Below are records; work out how many of their lines contain "screenshot" and give only that number.

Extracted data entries
::::::

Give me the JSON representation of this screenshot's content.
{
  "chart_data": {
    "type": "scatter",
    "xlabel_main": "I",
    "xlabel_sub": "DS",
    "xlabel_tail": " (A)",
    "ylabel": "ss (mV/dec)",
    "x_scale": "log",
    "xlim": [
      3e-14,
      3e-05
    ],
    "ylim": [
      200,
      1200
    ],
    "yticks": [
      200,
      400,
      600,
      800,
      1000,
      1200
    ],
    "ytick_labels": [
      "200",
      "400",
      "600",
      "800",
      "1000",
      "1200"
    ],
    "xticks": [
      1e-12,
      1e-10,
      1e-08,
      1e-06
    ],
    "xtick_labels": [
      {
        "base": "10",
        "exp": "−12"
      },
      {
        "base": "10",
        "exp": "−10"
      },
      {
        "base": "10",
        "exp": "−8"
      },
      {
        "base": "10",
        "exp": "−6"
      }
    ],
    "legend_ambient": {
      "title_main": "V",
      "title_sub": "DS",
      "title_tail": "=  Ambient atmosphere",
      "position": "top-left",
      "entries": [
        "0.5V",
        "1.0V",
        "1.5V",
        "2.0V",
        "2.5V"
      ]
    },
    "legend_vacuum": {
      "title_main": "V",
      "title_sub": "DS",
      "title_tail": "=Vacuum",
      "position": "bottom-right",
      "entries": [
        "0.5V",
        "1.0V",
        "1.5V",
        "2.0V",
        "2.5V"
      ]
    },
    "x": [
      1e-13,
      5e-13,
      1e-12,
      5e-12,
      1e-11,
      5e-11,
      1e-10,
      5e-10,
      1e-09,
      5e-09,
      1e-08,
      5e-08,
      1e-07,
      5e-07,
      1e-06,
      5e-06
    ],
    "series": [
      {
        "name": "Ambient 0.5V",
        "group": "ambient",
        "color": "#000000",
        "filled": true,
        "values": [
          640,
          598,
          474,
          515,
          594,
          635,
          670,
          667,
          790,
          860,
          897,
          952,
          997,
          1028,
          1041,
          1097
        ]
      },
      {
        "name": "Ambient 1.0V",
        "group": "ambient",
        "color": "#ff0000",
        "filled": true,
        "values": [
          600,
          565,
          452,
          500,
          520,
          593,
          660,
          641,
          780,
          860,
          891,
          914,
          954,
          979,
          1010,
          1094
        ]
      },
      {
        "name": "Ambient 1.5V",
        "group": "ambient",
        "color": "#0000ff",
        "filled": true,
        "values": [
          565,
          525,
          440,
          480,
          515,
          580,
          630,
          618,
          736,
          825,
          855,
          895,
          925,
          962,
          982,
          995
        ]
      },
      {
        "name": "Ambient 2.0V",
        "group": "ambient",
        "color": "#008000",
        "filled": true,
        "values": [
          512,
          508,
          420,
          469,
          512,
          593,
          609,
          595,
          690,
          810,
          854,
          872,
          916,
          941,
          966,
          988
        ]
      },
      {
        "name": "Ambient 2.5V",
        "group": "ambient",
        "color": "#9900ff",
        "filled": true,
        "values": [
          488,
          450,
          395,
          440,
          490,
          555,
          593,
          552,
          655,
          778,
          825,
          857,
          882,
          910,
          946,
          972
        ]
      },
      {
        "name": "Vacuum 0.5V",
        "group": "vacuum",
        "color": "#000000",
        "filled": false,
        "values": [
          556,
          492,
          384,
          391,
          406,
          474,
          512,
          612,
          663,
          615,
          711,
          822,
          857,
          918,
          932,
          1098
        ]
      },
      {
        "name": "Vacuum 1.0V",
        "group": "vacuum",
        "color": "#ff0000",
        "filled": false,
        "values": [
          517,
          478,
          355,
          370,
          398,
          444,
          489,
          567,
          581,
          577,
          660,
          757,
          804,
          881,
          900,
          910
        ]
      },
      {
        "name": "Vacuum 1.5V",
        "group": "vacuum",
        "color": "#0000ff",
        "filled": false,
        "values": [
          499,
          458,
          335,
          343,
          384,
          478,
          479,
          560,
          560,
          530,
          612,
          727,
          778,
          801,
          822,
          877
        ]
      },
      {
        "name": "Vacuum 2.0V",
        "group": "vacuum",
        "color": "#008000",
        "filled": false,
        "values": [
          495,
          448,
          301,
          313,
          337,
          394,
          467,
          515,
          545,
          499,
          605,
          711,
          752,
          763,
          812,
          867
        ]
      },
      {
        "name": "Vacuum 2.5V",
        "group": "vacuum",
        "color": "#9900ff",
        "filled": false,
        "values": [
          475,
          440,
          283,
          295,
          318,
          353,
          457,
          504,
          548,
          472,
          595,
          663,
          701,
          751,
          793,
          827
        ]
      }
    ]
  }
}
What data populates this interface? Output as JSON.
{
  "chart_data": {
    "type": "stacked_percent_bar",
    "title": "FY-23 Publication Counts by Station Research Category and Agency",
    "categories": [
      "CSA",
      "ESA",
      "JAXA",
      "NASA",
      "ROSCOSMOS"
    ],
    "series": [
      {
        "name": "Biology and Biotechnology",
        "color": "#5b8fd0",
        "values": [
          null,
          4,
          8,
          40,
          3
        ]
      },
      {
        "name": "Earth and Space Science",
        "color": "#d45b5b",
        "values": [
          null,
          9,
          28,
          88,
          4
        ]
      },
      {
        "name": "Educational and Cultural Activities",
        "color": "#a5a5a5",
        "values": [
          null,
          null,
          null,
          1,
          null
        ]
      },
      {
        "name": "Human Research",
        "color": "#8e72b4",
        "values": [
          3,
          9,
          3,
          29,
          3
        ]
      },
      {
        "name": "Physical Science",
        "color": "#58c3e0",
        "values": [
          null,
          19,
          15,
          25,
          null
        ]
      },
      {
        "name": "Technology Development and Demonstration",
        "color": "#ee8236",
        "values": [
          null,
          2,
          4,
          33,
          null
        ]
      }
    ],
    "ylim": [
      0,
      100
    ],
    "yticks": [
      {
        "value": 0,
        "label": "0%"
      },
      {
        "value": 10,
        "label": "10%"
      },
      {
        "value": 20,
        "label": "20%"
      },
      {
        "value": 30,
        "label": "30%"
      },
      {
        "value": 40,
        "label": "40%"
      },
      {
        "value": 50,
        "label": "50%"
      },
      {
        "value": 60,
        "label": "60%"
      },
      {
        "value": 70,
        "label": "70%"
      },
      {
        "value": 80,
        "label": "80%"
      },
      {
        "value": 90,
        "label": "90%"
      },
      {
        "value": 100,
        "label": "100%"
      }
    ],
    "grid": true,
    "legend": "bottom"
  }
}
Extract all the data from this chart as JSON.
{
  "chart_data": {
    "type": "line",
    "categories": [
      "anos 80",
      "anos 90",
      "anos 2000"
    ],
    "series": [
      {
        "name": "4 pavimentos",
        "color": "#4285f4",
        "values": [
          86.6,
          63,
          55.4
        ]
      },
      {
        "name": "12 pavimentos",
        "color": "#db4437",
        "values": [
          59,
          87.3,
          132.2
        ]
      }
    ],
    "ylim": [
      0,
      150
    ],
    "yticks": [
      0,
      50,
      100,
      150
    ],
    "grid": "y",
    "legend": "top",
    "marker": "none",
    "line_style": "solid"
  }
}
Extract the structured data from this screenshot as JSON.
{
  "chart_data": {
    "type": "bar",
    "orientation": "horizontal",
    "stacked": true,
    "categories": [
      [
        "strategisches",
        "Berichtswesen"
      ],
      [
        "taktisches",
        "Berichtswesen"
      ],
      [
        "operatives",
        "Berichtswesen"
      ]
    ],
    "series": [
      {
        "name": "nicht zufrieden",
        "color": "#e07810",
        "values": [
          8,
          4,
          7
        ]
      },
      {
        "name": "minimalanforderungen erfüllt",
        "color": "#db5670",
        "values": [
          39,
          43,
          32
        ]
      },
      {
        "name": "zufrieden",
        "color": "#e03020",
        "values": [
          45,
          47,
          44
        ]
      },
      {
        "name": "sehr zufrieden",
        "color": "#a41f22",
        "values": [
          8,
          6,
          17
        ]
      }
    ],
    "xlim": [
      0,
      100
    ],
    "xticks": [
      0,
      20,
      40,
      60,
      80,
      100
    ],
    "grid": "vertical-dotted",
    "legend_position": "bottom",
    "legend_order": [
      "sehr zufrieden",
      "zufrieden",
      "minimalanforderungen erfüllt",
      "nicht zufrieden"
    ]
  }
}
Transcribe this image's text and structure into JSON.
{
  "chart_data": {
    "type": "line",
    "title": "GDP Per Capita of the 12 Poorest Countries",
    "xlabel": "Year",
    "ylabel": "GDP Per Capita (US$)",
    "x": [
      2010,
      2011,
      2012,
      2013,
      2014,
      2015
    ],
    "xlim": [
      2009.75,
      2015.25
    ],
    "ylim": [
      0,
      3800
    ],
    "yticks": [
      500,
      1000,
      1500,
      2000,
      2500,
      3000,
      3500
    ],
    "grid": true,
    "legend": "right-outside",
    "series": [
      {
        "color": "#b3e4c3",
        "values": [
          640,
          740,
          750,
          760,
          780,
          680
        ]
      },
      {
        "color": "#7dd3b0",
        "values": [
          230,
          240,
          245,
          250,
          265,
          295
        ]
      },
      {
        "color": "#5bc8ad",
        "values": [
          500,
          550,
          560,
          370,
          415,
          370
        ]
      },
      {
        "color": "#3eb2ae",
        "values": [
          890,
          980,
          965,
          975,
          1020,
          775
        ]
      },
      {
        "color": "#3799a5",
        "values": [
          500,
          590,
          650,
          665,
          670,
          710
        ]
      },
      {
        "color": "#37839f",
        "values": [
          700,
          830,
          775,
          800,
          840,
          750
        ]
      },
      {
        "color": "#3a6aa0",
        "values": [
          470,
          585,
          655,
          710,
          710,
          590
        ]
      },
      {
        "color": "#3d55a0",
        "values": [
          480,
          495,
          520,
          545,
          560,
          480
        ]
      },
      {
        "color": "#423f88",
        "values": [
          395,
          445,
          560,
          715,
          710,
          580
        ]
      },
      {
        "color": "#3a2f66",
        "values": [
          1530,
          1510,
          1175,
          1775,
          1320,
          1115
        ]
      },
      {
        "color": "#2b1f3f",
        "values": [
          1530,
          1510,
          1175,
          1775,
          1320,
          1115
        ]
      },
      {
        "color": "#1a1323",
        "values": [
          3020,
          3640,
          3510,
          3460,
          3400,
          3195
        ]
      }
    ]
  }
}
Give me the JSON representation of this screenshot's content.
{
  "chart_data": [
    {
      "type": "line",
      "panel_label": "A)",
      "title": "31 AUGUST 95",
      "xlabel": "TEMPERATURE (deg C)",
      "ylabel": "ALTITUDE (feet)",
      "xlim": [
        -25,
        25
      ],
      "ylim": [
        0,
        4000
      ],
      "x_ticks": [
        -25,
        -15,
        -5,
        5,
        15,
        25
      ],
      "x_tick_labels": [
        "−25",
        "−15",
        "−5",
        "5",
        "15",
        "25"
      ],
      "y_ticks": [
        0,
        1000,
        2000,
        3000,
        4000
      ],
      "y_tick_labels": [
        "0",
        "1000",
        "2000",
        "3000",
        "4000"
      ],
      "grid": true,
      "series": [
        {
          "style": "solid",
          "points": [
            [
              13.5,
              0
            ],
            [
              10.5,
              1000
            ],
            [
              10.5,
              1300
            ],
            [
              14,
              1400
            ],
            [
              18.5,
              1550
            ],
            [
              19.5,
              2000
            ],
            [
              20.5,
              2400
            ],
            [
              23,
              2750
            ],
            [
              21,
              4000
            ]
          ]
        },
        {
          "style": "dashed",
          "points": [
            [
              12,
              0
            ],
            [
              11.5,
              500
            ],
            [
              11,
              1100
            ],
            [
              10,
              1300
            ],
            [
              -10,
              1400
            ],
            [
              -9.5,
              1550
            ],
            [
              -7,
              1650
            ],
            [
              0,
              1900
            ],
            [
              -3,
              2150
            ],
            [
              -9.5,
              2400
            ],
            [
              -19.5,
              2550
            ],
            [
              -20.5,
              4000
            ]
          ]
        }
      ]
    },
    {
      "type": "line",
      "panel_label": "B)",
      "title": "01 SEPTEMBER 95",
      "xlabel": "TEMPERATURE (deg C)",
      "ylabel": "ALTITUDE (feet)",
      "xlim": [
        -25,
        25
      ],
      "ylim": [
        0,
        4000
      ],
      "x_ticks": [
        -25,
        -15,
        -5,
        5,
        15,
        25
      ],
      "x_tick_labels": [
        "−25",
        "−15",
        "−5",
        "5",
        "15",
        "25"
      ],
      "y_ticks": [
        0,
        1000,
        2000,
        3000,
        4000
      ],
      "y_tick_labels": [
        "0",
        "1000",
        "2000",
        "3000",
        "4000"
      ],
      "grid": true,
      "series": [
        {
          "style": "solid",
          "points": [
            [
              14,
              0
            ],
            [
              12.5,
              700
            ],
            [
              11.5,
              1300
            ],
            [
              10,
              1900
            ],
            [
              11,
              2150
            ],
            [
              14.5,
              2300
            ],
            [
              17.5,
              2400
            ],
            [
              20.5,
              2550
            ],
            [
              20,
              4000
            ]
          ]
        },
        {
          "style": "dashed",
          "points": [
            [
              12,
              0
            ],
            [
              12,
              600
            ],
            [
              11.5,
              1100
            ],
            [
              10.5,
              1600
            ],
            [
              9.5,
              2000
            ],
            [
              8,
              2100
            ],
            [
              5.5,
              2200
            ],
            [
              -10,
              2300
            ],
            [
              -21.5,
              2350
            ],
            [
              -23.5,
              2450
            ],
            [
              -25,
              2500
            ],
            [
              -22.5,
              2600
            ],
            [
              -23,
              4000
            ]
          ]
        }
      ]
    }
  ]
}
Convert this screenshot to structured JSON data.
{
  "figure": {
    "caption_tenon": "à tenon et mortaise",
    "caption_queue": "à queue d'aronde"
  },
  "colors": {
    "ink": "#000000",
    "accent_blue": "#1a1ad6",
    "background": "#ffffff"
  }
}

::::::

- [Answer to this problem]:
4